# To do
Provide an exact copy of the data, excluding the images.

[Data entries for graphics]
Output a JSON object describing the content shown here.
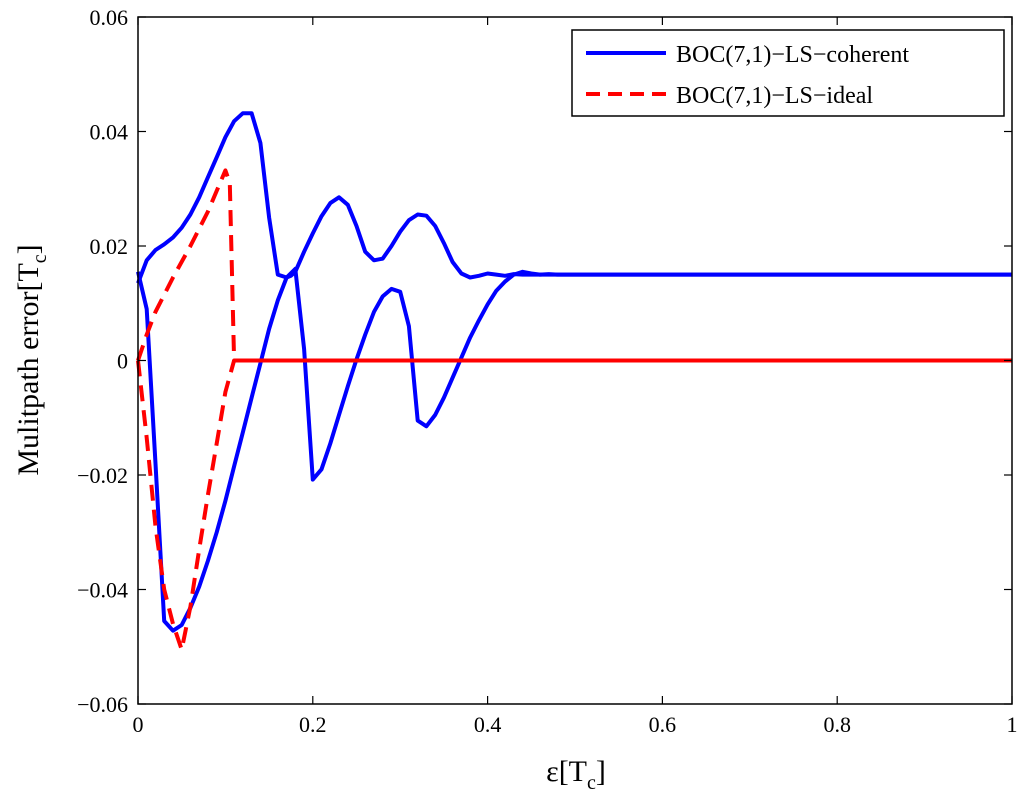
{
  "chart_data": {
    "type": "line",
    "title": "",
    "xlabel": "ε[T_c]",
    "ylabel": "Mulitpath error[T_c]",
    "xlim": [
      0,
      1
    ],
    "ylim": [
      -0.06,
      0.06
    ],
    "x_ticks": [
      0,
      0.2,
      0.4,
      0.6,
      0.8,
      1
    ],
    "x_tick_labels": [
      "0",
      "0.2",
      "0.4",
      "0.6",
      "0.8",
      "1"
    ],
    "y_ticks": [
      -0.06,
      -0.04,
      -0.02,
      0,
      0.02,
      0.04,
      0.06
    ],
    "y_tick_labels": [
      "−0.06",
      "−0.04",
      "−0.02",
      "0",
      "0.02",
      "0.04",
      "0.06"
    ],
    "grid": false,
    "legend_position": "top-right",
    "colors": {
      "coherent": "#0000ff",
      "ideal": "#ff0000",
      "axes": "#000000",
      "background": "#ffffff"
    },
    "series": [
      {
        "name": "BOC(7,1)−LS−coherent",
        "style": "solid",
        "color": "#0000ff",
        "branches": [
          {
            "label": "upper",
            "x": [
              0,
              0.01,
              0.02,
              0.03,
              0.04,
              0.05,
              0.06,
              0.07,
              0.08,
              0.09,
              0.1,
              0.11,
              0.12,
              0.13,
              0.14,
              0.15,
              0.16,
              0.17,
              0.175,
              0.18,
              0.19,
              0.2,
              0.21,
              0.22,
              0.23,
              0.24,
              0.25,
              0.26,
              0.27,
              0.28,
              0.29,
              0.3,
              0.31,
              0.32,
              0.33,
              0.34,
              0.35,
              0.36,
              0.37,
              0.38,
              0.39,
              0.4,
              0.41,
              0.42,
              0.43,
              0.44,
              0.45,
              0.46,
              0.47,
              0.48,
              0.5,
              0.55,
              0.6,
              0.7,
              0.8,
              0.9,
              1.0
            ],
            "y": [
              0.0135,
              0.0175,
              0.0193,
              0.0203,
              0.0215,
              0.0232,
              0.0255,
              0.0285,
              0.032,
              0.0355,
              0.039,
              0.0418,
              0.0432,
              0.0432,
              0.038,
              0.025,
              0.015,
              0.0145,
              0.0148,
              0.0155,
              0.019,
              0.0222,
              0.0252,
              0.0275,
              0.0285,
              0.0272,
              0.0235,
              0.019,
              0.0175,
              0.0178,
              0.02,
              0.0225,
              0.0245,
              0.0255,
              0.0253,
              0.0235,
              0.0205,
              0.0172,
              0.0152,
              0.0145,
              0.0148,
              0.0152,
              0.015,
              0.0148,
              0.0151,
              0.015,
              0.015,
              0.015,
              0.015,
              0.015,
              0.015,
              0.015,
              0.015,
              0.015,
              0.015,
              0.015,
              0.015
            ]
          },
          {
            "label": "lower",
            "x": [
              0,
              0.01,
              0.02,
              0.03,
              0.04,
              0.05,
              0.06,
              0.07,
              0.08,
              0.09,
              0.1,
              0.11,
              0.12,
              0.13,
              0.14,
              0.15,
              0.16,
              0.17,
              0.18,
              0.19,
              0.2,
              0.21,
              0.22,
              0.23,
              0.24,
              0.25,
              0.26,
              0.27,
              0.28,
              0.29,
              0.3,
              0.31,
              0.32,
              0.33,
              0.34,
              0.35,
              0.36,
              0.37,
              0.38,
              0.39,
              0.4,
              0.41,
              0.42,
              0.43,
              0.44,
              0.45,
              0.46,
              0.47,
              0.48,
              0.5,
              0.55,
              0.6,
              0.7,
              0.8,
              0.9,
              1.0
            ],
            "y": [
              0.0155,
              0.009,
              -0.018,
              -0.0455,
              -0.0472,
              -0.0462,
              -0.0432,
              -0.0395,
              -0.035,
              -0.03,
              -0.0245,
              -0.0185,
              -0.0125,
              -0.0065,
              -0.0005,
              0.0055,
              0.0105,
              0.0145,
              0.016,
              0.002,
              -0.0208,
              -0.019,
              -0.0145,
              -0.0095,
              -0.0045,
              0.0002,
              0.0045,
              0.0085,
              0.0112,
              0.0125,
              0.012,
              0.006,
              -0.0105,
              -0.0115,
              -0.0095,
              -0.0065,
              -0.003,
              0.0005,
              0.004,
              0.007,
              0.0098,
              0.0122,
              0.0138,
              0.015,
              0.0155,
              0.0152,
              0.015,
              0.0151,
              0.015,
              0.015,
              0.015,
              0.015,
              0.015,
              0.015,
              0.015,
              0.015
            ]
          }
        ]
      },
      {
        "name": "BOC(7,1)−LS−ideal",
        "style": "dashed",
        "color": "#ff0000",
        "branches": [
          {
            "label": "upper",
            "x": [
              0,
              0.01,
              0.02,
              0.04,
              0.06,
              0.08,
              0.1,
              0.105,
              0.11,
              1.0
            ],
            "y": [
              0.0,
              0.0045,
              0.0085,
              0.0145,
              0.02,
              0.026,
              0.0332,
              0.031,
              0.0,
              0.0
            ]
          },
          {
            "label": "lower",
            "x": [
              0,
              0.01,
              0.02,
              0.03,
              0.04,
              0.05,
              0.06,
              0.07,
              0.08,
              0.09,
              0.1,
              0.11,
              1.0
            ],
            "y": [
              0.0,
              -0.0135,
              -0.029,
              -0.04,
              -0.046,
              -0.0505,
              -0.043,
              -0.033,
              -0.0235,
              -0.0145,
              -0.0055,
              0.0,
              0.0
            ]
          }
        ]
      }
    ]
  }
}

# Solution for this task
Output a JSON object describing the content shown here.
{
  "chart_data": {
    "type": "line",
    "title": "",
    "xlabel": "ε[T_c]",
    "ylabel": "Mulitpath error[T_c]",
    "xlim": [
      0,
      1
    ],
    "ylim": [
      -0.06,
      0.06
    ],
    "x_ticks": [
      0,
      0.2,
      0.4,
      0.6,
      0.8,
      1
    ],
    "x_tick_labels": [
      "0",
      "0.2",
      "0.4",
      "0.6",
      "0.8",
      "1"
    ],
    "y_ticks": [
      -0.06,
      -0.04,
      -0.02,
      0,
      0.02,
      0.04,
      0.06
    ],
    "y_tick_labels": [
      "−0.06",
      "−0.04",
      "−0.02",
      "0",
      "0.02",
      "0.04",
      "0.06"
    ],
    "grid": false,
    "legend_position": "top-right",
    "colors": {
      "coherent": "#0000ff",
      "ideal": "#ff0000",
      "axes": "#000000",
      "background": "#ffffff"
    },
    "series": [
      {
        "name": "BOC(7,1)−LS−coherent",
        "style": "solid",
        "color": "#0000ff",
        "branches": [
          {
            "label": "upper",
            "x": [
              0,
              0.01,
              0.02,
              0.03,
              0.04,
              0.05,
              0.06,
              0.07,
              0.08,
              0.09,
              0.1,
              0.11,
              0.12,
              0.13,
              0.14,
              0.15,
              0.16,
              0.17,
              0.175,
              0.18,
              0.19,
              0.2,
              0.21,
              0.22,
              0.23,
              0.24,
              0.25,
              0.26,
              0.27,
              0.28,
              0.29,
              0.3,
              0.31,
              0.32,
              0.33,
              0.34,
              0.35,
              0.36,
              0.37,
              0.38,
              0.39,
              0.4,
              0.41,
              0.42,
              0.43,
              0.44,
              0.45,
              0.46,
              0.47,
              0.48,
              0.5,
              0.55,
              0.6,
              0.7,
              0.8,
              0.9,
              1.0
            ],
            "y": [
              0.0135,
              0.0175,
              0.0193,
              0.0203,
              0.0215,
              0.0232,
              0.0255,
              0.0285,
              0.032,
              0.0355,
              0.039,
              0.0418,
              0.0432,
              0.0432,
              0.038,
              0.025,
              0.015,
              0.0145,
              0.0148,
              0.0155,
              0.019,
              0.0222,
              0.0252,
              0.0275,
              0.0285,
              0.0272,
              0.0235,
              0.019,
              0.0175,
              0.0178,
              0.02,
              0.0225,
              0.0245,
              0.0255,
              0.0253,
              0.0235,
              0.0205,
              0.0172,
              0.0152,
              0.0145,
              0.0148,
              0.0152,
              0.015,
              0.0148,
              0.0151,
              0.015,
              0.015,
              0.015,
              0.015,
              0.015,
              0.015,
              0.015,
              0.015,
              0.015,
              0.015,
              0.015,
              0.015
            ]
          },
          {
            "label": "lower",
            "x": [
              0,
              0.01,
              0.02,
              0.03,
              0.04,
              0.05,
              0.06,
              0.07,
              0.08,
              0.09,
              0.1,
              0.11,
              0.12,
              0.13,
              0.14,
              0.15,
              0.16,
              0.17,
              0.18,
              0.19,
              0.2,
              0.21,
              0.22,
              0.23,
              0.24,
              0.25,
              0.26,
              0.27,
              0.28,
              0.29,
              0.3,
              0.31,
              0.32,
              0.33,
              0.34,
              0.35,
              0.36,
              0.37,
              0.38,
              0.39,
              0.4,
              0.41,
              0.42,
              0.43,
              0.44,
              0.45,
              0.46,
              0.47,
              0.48,
              0.5,
              0.55,
              0.6,
              0.7,
              0.8,
              0.9,
              1.0
            ],
            "y": [
              0.0155,
              0.009,
              -0.018,
              -0.0455,
              -0.0472,
              -0.0462,
              -0.0432,
              -0.0395,
              -0.035,
              -0.03,
              -0.0245,
              -0.0185,
              -0.0125,
              -0.0065,
              -0.0005,
              0.0055,
              0.0105,
              0.0145,
              0.016,
              0.002,
              -0.0208,
              -0.019,
              -0.0145,
              -0.0095,
              -0.0045,
              0.0002,
              0.0045,
              0.0085,
              0.0112,
              0.0125,
              0.012,
              0.006,
              -0.0105,
              -0.0115,
              -0.0095,
              -0.0065,
              -0.003,
              0.0005,
              0.004,
              0.007,
              0.0098,
              0.0122,
              0.0138,
              0.015,
              0.0155,
              0.0152,
              0.015,
              0.0151,
              0.015,
              0.015,
              0.015,
              0.015,
              0.015,
              0.015,
              0.015,
              0.015
            ]
          }
        ]
      },
      {
        "name": "BOC(7,1)−LS−ideal",
        "style": "dashed",
        "color": "#ff0000",
        "branches": [
          {
            "label": "upper",
            "x": [
              0,
              0.01,
              0.02,
              0.04,
              0.06,
              0.08,
              0.1,
              0.105,
              0.11,
              1.0
            ],
            "y": [
              0.0,
              0.0045,
              0.0085,
              0.0145,
              0.02,
              0.026,
              0.0332,
              0.031,
              0.0,
              0.0
            ]
          },
          {
            "label": "lower",
            "x": [
              0,
              0.01,
              0.02,
              0.03,
              0.04,
              0.05,
              0.06,
              0.07,
              0.08,
              0.09,
              0.1,
              0.11,
              1.0
            ],
            "y": [
              0.0,
              -0.0135,
              -0.029,
              -0.04,
              -0.046,
              -0.0505,
              -0.043,
              -0.033,
              -0.0235,
              -0.0145,
              -0.0055,
              0.0,
              0.0
            ]
          }
        ]
      }
    ]
  }
}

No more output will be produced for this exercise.